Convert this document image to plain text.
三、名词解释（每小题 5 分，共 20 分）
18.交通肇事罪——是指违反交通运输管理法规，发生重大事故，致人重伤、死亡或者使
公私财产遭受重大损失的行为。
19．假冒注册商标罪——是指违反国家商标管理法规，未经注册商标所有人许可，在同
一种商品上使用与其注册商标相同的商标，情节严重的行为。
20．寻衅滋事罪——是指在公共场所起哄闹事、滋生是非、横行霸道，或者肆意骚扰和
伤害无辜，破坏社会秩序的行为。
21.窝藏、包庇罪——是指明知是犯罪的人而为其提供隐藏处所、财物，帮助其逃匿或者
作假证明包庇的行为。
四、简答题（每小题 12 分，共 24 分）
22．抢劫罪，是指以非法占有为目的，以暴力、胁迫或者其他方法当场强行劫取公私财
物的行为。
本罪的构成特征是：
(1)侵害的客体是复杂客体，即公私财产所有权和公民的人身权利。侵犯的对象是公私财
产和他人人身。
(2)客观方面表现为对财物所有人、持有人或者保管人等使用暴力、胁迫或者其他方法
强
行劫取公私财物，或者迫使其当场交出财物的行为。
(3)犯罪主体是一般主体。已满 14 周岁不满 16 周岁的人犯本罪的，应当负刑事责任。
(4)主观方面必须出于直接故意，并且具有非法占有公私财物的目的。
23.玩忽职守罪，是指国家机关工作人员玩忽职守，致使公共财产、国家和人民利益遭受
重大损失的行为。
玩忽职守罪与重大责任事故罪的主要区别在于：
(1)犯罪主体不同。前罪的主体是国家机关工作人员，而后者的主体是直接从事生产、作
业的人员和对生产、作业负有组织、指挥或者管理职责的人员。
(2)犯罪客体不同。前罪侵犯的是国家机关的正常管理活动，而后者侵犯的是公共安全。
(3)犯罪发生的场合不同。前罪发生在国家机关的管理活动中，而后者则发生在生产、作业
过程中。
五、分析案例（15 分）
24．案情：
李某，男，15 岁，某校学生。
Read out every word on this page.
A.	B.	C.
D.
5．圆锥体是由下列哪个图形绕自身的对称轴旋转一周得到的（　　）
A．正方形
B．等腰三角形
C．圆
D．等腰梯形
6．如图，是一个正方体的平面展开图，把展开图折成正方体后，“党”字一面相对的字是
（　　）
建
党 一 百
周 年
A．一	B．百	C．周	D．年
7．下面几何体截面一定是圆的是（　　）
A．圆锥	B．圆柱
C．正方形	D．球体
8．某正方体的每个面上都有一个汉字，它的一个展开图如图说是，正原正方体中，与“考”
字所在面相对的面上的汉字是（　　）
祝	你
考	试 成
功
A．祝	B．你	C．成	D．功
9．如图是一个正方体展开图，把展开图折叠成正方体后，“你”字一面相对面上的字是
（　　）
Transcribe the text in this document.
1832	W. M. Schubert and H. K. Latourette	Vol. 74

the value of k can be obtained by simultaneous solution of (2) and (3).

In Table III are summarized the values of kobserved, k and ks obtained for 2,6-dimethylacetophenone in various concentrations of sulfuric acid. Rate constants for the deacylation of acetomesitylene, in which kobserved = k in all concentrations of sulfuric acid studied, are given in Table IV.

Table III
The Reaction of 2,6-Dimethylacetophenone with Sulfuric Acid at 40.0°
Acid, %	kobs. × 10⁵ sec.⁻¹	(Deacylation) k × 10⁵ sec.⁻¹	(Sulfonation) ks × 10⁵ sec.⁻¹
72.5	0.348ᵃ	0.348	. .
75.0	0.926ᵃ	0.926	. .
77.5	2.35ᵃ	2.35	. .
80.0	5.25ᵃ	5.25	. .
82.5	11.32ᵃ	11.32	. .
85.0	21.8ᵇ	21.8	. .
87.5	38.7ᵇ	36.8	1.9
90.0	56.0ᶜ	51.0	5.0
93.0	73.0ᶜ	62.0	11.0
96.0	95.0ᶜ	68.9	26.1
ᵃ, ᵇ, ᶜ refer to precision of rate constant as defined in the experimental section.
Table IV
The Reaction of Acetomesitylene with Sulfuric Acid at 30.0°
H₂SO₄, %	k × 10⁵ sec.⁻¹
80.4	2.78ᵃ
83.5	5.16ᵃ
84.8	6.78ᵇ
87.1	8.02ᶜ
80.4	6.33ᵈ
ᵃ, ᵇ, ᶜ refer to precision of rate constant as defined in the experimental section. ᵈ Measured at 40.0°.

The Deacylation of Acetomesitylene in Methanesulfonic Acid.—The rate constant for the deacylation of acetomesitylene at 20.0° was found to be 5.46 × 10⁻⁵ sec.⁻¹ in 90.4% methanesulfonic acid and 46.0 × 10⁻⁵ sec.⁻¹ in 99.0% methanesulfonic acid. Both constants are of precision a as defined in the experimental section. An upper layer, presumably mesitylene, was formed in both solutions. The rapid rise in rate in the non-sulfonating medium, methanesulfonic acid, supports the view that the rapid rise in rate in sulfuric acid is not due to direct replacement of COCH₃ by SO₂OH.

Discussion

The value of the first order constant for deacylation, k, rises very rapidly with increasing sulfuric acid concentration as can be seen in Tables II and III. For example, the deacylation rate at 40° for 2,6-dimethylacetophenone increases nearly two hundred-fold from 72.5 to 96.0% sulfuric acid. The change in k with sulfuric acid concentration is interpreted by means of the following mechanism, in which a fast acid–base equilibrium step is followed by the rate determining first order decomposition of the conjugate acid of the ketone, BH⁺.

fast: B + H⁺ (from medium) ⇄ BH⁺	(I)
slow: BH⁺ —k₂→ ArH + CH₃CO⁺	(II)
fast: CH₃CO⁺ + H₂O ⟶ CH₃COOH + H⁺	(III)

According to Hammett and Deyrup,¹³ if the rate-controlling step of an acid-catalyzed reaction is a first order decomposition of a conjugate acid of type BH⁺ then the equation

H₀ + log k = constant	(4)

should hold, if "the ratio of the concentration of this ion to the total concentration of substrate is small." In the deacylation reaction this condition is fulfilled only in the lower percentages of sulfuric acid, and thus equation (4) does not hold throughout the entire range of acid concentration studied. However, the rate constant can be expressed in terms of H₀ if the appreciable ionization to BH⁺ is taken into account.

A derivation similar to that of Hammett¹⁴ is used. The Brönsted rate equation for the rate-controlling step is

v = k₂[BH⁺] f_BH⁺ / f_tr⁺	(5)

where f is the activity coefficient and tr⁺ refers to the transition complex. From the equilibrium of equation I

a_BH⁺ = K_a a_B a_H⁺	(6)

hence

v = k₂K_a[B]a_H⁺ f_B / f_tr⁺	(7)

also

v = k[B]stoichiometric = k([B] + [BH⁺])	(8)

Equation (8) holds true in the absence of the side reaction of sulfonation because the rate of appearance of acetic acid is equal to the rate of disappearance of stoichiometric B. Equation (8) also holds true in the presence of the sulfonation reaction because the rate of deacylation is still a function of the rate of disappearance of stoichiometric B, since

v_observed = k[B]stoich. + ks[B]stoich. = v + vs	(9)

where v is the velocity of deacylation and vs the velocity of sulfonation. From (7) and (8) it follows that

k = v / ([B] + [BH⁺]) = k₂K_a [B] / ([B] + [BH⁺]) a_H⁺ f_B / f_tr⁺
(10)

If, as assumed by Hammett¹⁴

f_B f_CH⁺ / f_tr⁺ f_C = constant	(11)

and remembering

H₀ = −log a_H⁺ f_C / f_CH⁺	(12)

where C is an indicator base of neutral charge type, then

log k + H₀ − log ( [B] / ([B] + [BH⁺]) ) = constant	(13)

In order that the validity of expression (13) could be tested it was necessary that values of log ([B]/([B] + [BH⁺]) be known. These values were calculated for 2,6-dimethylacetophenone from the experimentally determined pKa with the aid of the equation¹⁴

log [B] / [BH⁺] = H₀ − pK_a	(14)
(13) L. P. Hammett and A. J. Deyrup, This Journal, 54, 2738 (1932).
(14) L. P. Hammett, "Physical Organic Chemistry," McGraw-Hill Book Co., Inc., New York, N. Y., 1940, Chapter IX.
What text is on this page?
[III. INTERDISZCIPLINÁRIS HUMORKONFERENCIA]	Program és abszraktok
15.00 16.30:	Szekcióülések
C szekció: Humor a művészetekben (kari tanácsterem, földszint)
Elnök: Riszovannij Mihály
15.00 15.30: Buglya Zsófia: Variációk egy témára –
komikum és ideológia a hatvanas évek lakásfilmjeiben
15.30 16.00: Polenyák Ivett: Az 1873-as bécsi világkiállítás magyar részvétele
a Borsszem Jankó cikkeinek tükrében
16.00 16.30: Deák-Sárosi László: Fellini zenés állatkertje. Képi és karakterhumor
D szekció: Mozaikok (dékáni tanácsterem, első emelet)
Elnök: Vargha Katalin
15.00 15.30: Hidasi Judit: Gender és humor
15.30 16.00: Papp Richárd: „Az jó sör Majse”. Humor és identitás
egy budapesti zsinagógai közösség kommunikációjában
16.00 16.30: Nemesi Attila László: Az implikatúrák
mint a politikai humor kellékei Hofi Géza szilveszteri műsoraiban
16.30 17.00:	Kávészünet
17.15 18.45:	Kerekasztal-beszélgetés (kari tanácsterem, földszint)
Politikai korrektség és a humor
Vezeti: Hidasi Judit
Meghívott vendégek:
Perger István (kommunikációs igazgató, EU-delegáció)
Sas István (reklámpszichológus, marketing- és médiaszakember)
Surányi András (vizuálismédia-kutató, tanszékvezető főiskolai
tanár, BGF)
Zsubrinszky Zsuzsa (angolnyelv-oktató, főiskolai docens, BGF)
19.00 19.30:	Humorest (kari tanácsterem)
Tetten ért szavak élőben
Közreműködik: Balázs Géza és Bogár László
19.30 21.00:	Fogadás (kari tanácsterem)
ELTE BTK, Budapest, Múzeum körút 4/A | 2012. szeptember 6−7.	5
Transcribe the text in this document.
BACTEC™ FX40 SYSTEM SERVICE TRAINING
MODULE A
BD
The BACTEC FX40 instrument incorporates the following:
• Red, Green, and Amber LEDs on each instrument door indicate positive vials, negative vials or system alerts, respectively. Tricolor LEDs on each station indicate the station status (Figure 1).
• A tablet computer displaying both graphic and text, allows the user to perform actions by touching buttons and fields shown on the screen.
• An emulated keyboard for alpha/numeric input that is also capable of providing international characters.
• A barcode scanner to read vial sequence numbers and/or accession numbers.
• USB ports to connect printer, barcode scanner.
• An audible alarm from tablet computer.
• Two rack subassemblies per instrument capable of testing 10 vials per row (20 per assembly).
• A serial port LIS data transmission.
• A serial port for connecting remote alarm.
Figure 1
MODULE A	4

## Problem details
Find out how many lines in the listing contain the string "step". Give the number alone.

## Output for this exercise
3